Chart and figure data
----
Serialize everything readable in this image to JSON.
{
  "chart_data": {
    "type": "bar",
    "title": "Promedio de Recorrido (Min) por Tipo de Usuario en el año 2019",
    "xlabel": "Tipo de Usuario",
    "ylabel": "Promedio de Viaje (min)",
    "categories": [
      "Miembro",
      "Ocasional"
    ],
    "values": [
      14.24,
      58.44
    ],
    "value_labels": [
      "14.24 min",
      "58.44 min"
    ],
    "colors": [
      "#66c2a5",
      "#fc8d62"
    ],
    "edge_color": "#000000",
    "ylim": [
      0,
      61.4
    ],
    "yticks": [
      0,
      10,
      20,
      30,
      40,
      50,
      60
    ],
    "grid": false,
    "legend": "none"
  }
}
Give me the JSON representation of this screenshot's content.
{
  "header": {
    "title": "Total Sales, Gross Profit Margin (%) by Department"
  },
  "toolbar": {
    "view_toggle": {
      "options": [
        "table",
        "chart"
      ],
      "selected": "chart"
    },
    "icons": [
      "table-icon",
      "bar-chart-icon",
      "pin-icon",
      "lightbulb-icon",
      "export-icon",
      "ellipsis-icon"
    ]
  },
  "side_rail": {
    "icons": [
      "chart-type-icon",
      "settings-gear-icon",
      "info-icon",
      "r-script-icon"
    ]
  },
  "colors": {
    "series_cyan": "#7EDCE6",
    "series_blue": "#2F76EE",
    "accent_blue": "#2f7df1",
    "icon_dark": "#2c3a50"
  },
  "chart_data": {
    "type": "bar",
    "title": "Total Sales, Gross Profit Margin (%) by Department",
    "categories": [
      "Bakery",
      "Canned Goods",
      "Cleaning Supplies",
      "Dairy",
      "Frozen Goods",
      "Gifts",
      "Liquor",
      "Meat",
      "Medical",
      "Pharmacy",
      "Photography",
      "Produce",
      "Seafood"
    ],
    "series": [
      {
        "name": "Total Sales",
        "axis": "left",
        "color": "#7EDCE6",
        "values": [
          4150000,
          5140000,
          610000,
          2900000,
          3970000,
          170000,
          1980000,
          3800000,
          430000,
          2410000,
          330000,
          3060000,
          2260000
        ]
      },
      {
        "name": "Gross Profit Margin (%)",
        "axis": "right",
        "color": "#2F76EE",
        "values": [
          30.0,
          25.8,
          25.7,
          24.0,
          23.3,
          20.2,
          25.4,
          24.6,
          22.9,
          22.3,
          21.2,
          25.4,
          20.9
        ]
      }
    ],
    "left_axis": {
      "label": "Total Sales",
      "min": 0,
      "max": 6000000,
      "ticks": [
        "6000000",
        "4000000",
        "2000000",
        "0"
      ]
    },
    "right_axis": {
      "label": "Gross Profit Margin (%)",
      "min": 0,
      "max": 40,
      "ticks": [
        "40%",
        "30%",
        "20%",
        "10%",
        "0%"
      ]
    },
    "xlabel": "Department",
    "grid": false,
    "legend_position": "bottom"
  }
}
----
WRITTEN PROBLEM: Isolate each line of the listing above that includes "Department". Copy it.

FULL ANSWER:
    "title": "Total Sales, Gross Profit Margin (%) by Department"
    "title": "Total Sales, Gross Profit Margin (%) by Department",
    "xlabel": "Department",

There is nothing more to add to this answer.